▶ **Entries supplied**
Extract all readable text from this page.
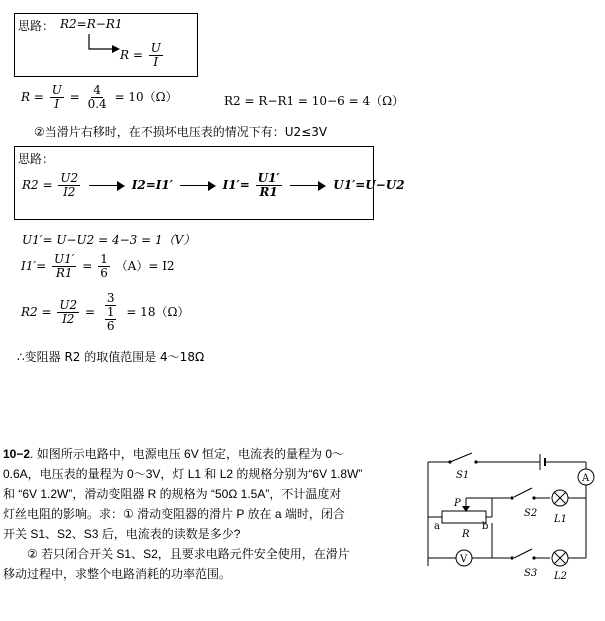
思路： R2=R−R1
$R = \frac{U}{I}$
$R = \frac{U}{I} = \frac{4}{0.4} = 10(\Omega)$	R2 = R−R1 = 10−6 = 4（Ω）
②当滑片右移时，在不损坏电压表的情况下有：U2≤3V
思路：
$R2 = \frac{U2}{I2}$	I2=I1′	$I1'= \frac{U1'}{R1}$	U1′=U−U2
U1′= U−U2 = 4−3 = 1（V）
$I1'= \frac{U1'}{R1} = \frac{1}{6} (A)= I2$
$R2 = \frac{U2}{I2} = \frac{3}{\frac{1}{6}} = 18(\Omega)$
∴变阻器 R2 的取值范围是 4～18Ω
10−2. 如图所示电路中，电源电压 6V 恒定，电流表的量程为 0～
0.6A，电压表的量程为 0～3V，灯 L1 和 L2 的规格分别为“6V 1.8W”
和 “6V 1.2W”，滑动变阻器 R 的规格为 “50Ω 1.5A”，不计温度对
灯丝电阻的影响。求：① 滑动变阻器的滑片 P 放在 a 端时，闭合
开关 S1、S2、S3 后，电流表的读数是多少?
② 若只闭合开关 S1、S2，且要求电路元件安全使用，在滑片
移动过程中，求整个电路消耗的功率范围。
S1	A
P
a	b
R
S2
L1
V
S3 L2
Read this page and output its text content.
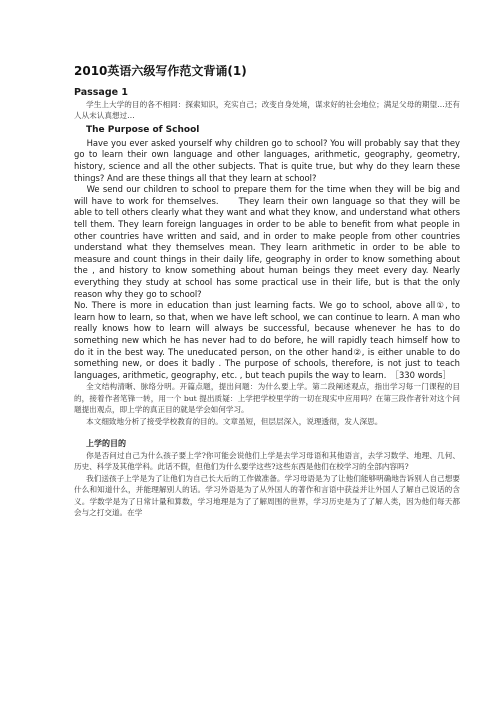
2010英语六级写作范文背诵(1)
Passage 1

学生上大学的目的各不相同：探索知识，充实自己；改变自身处境，谋求好的社会地位；满足父母的期望…还有人从未认真想过…

The Purpose of School

Have you ever asked yourself why children go to school? You will probably say that they go to learn their own language and other languages, arithmetic, geography, geometry, history, science and all the other subjects. That is quite true, but why do they learn these things? And are these things all that they learn at school?

We send our children to school to prepare them for the time when they will be big and will have to work for themselves.　　They learn their own language so that they will be able to tell others clearly what they want and what they know, and understand what others tell them. They learn foreign languages in order to be able to benefit from what people in other countries have written and said, and in order to make people from other countries understand what they themselves mean. They learn arithmetic in order to be able to measure and count things in their daily life, geography in order to know something about the , and history to know something about human beings they meet every day. Nearly everything they study at school has some practical use in their life, but is that the only reason why they go to school?

No. There is more in education than just learning facts. We go to school, above all①, to learn how to learn, so that, when we have left school, we can continue to learn. A man who really knows how to learn will always be successful, because whenever he has to do something new which he has never had to do before, he will rapidly teach himself how to do it in the best way. The uneducated person, on the other hand②, is either unable to do something new, or does it badly . The purpose of schools, therefore, is not just to teach languages, arithmetic, geography, etc. , but teach pupils the way to learn.　［330 words］

全文结构清晰、脉络分明。开篇点题，提出问题：为什么要上学。第二段阐述观点，指出学习每一门课程的目的，接着作者笔锋一转，用一个 but 提出质疑：上学把学校里学的一切在现实中应用吗？在第三段作者针对这个问题提出观点，即上学的真正目的就是学会如何学习。

本文细致地分析了接受学校教育的目的。文章虽短，但层层深入，说理透彻，发人深思。

上学的目的

你是否问过自己为什么孩子要上学?你可能会说他们上学是去学习母语和其他语言，去学习数学、地理、几何、历史、科学及其他学科。此话不假，但他们为什么要学这些?这些东西是他们在校学习的全部内容吗?

我们送孩子上学是为了让他们为自己长大后的工作做准备。学习母语是为了让他们能够明确地告诉别人自己想要什么和知道什么，并能理解别人的话。学习外语是为了从外国人的著作和言语中获益并让外国人了解自己说话的含义。学数学是为了日常计量和算数，学习地理是为了了解周围的世界，学习历史是为了了解人类，因为他们每天都会与之打交道。在学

▶ **Work to be completed**
Collect every line with the string "Omega" from the records, and copy each.

▶ **Output**
$R = \frac{U}{I} = \frac{4}{0.4} = 10(\Omega)$	R2 = R−R1 = 10−6 = 4（Ω）
$R2 = \frac{U2}{I2} = \frac{3}{\frac{1}{6}} = 18(\Omega)$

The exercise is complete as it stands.